[Objective]:
Could you copy every line from the material below in which "count" appears?

[Data section]:
——

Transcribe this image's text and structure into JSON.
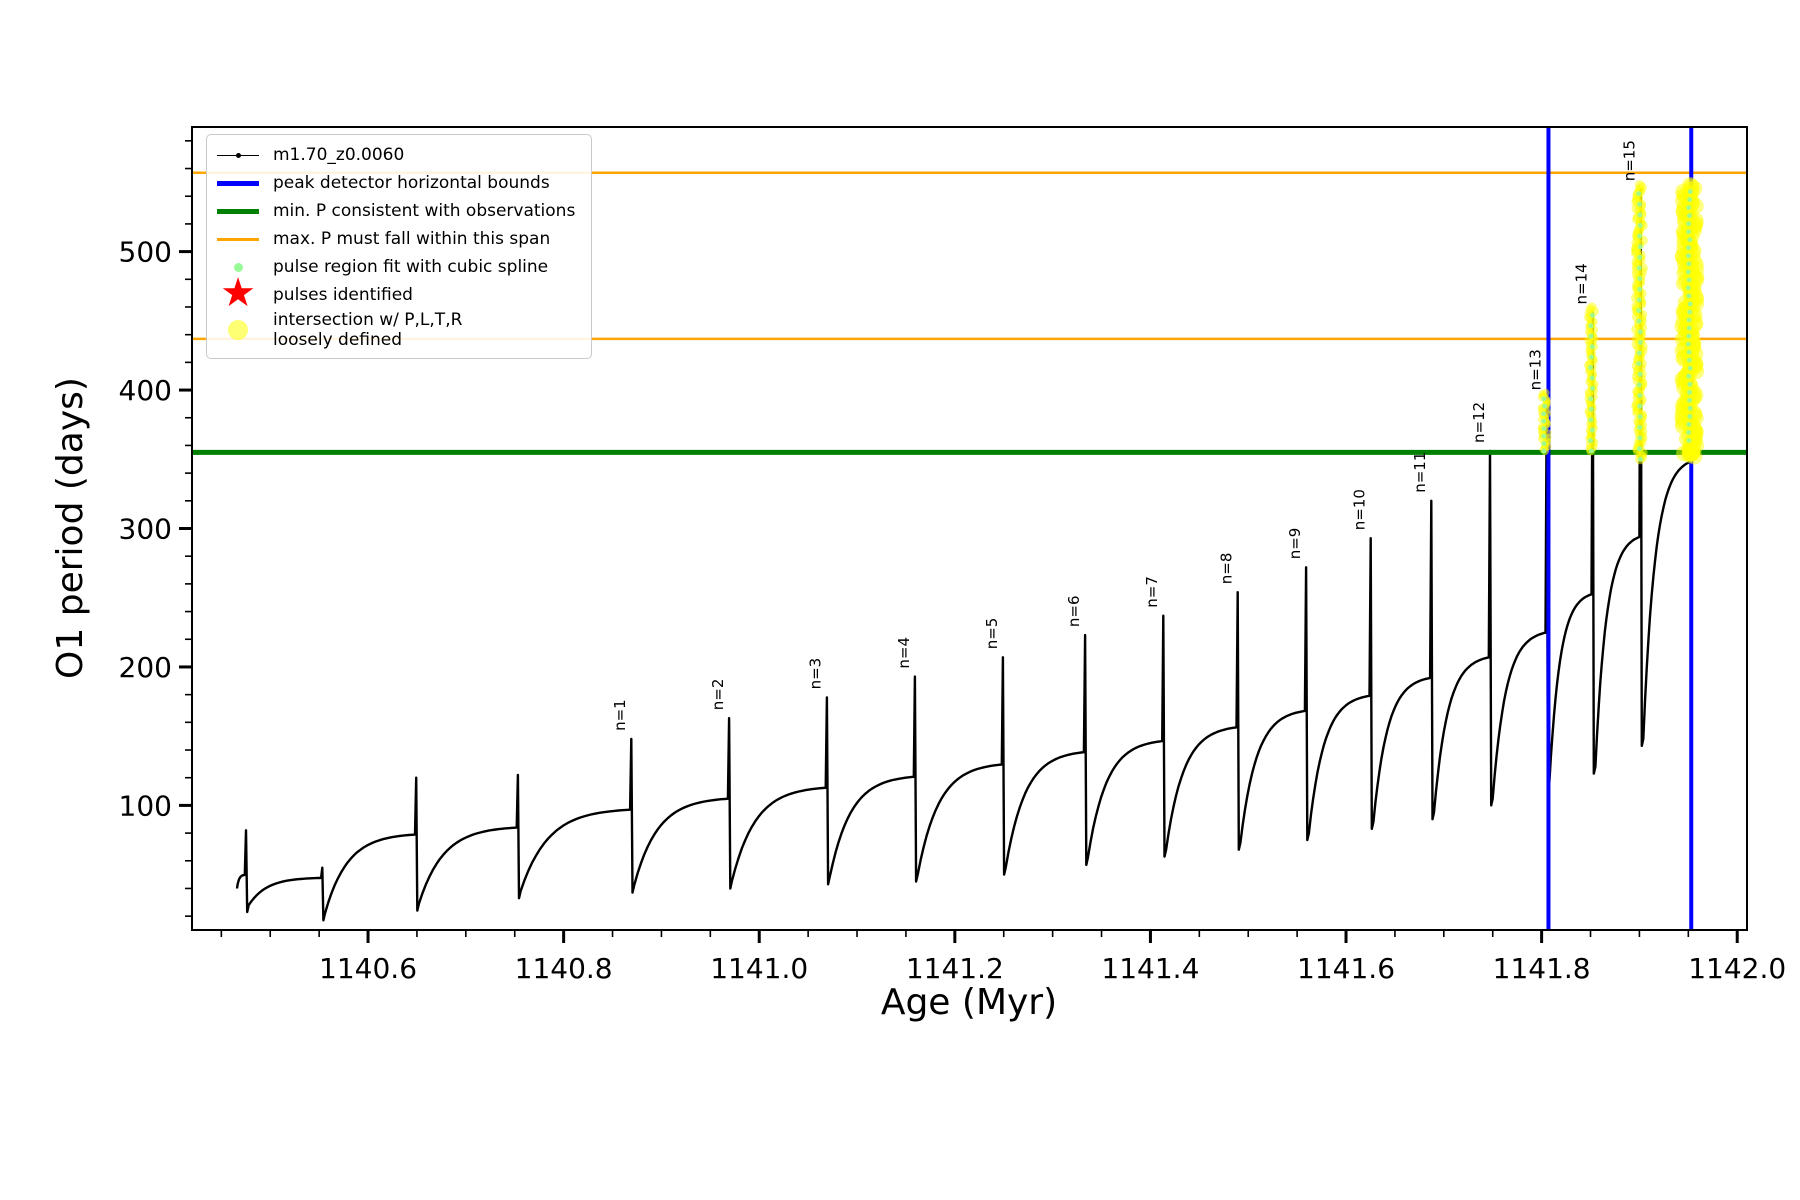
{
  "figure": {
    "background": "#ffffff"
  },
  "chart_data": {
    "type": "line",
    "title": "",
    "xlabel": "Age (Myr)",
    "ylabel": "O1 period (days)",
    "xlim": [
      1140.42,
      1142.01
    ],
    "ylim": [
      10,
      590
    ],
    "x_major_ticks": [
      1140.6,
      1140.8,
      1141.0,
      1141.2,
      1141.4,
      1141.6,
      1141.8,
      1142.0
    ],
    "x_tick_labels": [
      "1140.6",
      "1140.8",
      "1141.0",
      "1141.2",
      "1141.4",
      "1141.6",
      "1141.8",
      "1142.0"
    ],
    "x_minor_step": 0.05,
    "y_major_ticks": [
      100,
      200,
      300,
      400,
      500
    ],
    "y_tick_labels": [
      "100",
      "200",
      "300",
      "400",
      "500"
    ],
    "y_minor_step": 20,
    "grid": false,
    "legend_position": "upper-left",
    "series": [
      {
        "name": "m1.70_z0.0060",
        "color": "#000000",
        "style": "line-with-dot-markers",
        "cycles": [
          {
            "label": null,
            "x0": 1140.466,
            "y0": 40,
            "x1": 1140.474,
            "plateau": 50,
            "peak": 82
          },
          {
            "label": null,
            "x0": 1140.478,
            "y0": 28,
            "x1": 1140.552,
            "plateau": 48,
            "peak": 55
          },
          {
            "label": null,
            "x0": 1140.556,
            "y0": 22,
            "x1": 1140.648,
            "plateau": 80,
            "peak": 120
          },
          {
            "label": null,
            "x0": 1140.652,
            "y0": 29,
            "x1": 1140.752,
            "plateau": 85,
            "peak": 122
          },
          {
            "label": "n=1",
            "x0": 1140.756,
            "y0": 38,
            "x1": 1140.868,
            "plateau": 98,
            "peak": 148
          },
          {
            "label": "n=2",
            "x0": 1140.872,
            "y0": 42,
            "x1": 1140.968,
            "plateau": 106,
            "peak": 163
          },
          {
            "label": "n=3",
            "x0": 1140.972,
            "y0": 45,
            "x1": 1141.068,
            "plateau": 114,
            "peak": 178
          },
          {
            "label": "n=4",
            "x0": 1141.072,
            "y0": 48,
            "x1": 1141.158,
            "plateau": 122,
            "peak": 193
          },
          {
            "label": "n=5",
            "x0": 1141.162,
            "y0": 50,
            "x1": 1141.248,
            "plateau": 131,
            "peak": 207
          },
          {
            "label": "n=6",
            "x0": 1141.252,
            "y0": 55,
            "x1": 1141.332,
            "plateau": 140,
            "peak": 223
          },
          {
            "label": "n=7",
            "x0": 1141.336,
            "y0": 62,
            "x1": 1141.412,
            "plateau": 148,
            "peak": 237
          },
          {
            "label": "n=8",
            "x0": 1141.416,
            "y0": 68,
            "x1": 1141.488,
            "plateau": 158,
            "peak": 254
          },
          {
            "label": "n=9",
            "x0": 1141.492,
            "y0": 73,
            "x1": 1141.558,
            "plateau": 170,
            "peak": 272
          },
          {
            "label": "n=10",
            "x0": 1141.562,
            "y0": 80,
            "x1": 1141.624,
            "plateau": 181,
            "peak": 293
          },
          {
            "label": "n=11",
            "x0": 1141.628,
            "y0": 88,
            "x1": 1141.686,
            "plateau": 194,
            "peak": 320
          },
          {
            "label": "n=12",
            "x0": 1141.69,
            "y0": 95,
            "x1": 1141.746,
            "plateau": 209,
            "peak": 356
          },
          {
            "label": "n=13",
            "x0": 1141.75,
            "y0": 105,
            "x1": 1141.804,
            "plateau": 227,
            "peak": 394
          },
          {
            "label": "n=14",
            "x0": 1141.808,
            "y0": 117,
            "x1": 1141.851,
            "plateau": 255,
            "peak": 456
          },
          {
            "label": "n=15",
            "x0": 1141.855,
            "y0": 128,
            "x1": 1141.9,
            "plateau": 297,
            "peak": 545
          },
          {
            "label": null,
            "x0": 1141.904,
            "y0": 148,
            "x1": 1141.952,
            "plateau": 352,
            "peak": null
          }
        ]
      }
    ],
    "vlines": {
      "label": "peak detector horizontal bounds",
      "color": "#0000ff",
      "width": 4,
      "x": [
        1141.807,
        1141.953
      ]
    },
    "hlines": [
      {
        "label": "min. P consistent with observations",
        "color": "#008000",
        "width": 5,
        "y": 355
      },
      {
        "label": "max. P must fall within this span",
        "color": "#ffa500",
        "width": 2.5,
        "y": 437
      },
      {
        "label": "max. P must fall within this span",
        "color": "#ffa500",
        "width": 2.5,
        "y": 557
      }
    ],
    "intersection_streaks": {
      "label": "intersection w/ P,L,T,R loosely defined",
      "color": "#ffff00",
      "opacity": 0.5,
      "columns": [
        {
          "x": 1141.803,
          "y0": 356,
          "y1": 398,
          "r": 4,
          "count": 40,
          "jitter": 3
        },
        {
          "x": 1141.851,
          "y0": 356,
          "y1": 460,
          "r": 4.5,
          "count": 70,
          "jitter": 3
        },
        {
          "x": 1141.9,
          "y0": 350,
          "y1": 548,
          "r": 5,
          "count": 130,
          "jitter": 3.5
        },
        {
          "x": 1141.951,
          "y0": 352,
          "y1": 548,
          "r": 8,
          "count": 170,
          "jitter": 7
        }
      ]
    },
    "spline_dots": {
      "label": "pulse region fit with cubic spline",
      "color": "#98fb98",
      "r": 2.5
    },
    "highlight_point": {
      "x": 1141.953,
      "y": 355,
      "r": 9,
      "color": "#ffff00"
    }
  },
  "legend": {
    "items": [
      {
        "label": "m1.70_z0.0060",
        "marker": "black-line-dot"
      },
      {
        "label": "peak detector horizontal bounds",
        "marker": "blue-line"
      },
      {
        "label": "min. P consistent with observations",
        "marker": "green-line"
      },
      {
        "label": "max. P must fall within this span",
        "marker": "orange-line"
      },
      {
        "label": "pulse region fit with cubic spline",
        "marker": "palegreen-dot"
      },
      {
        "label": "pulses identified",
        "marker": "red-star"
      },
      {
        "label": "intersection w/ P,L,T,R\nloosely defined",
        "marker": "yellow-dot"
      }
    ]
  }
}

——

[Result of the exercise]:
          "count": 40,
          "count": 70,
          "count": 130,
          "count": 170,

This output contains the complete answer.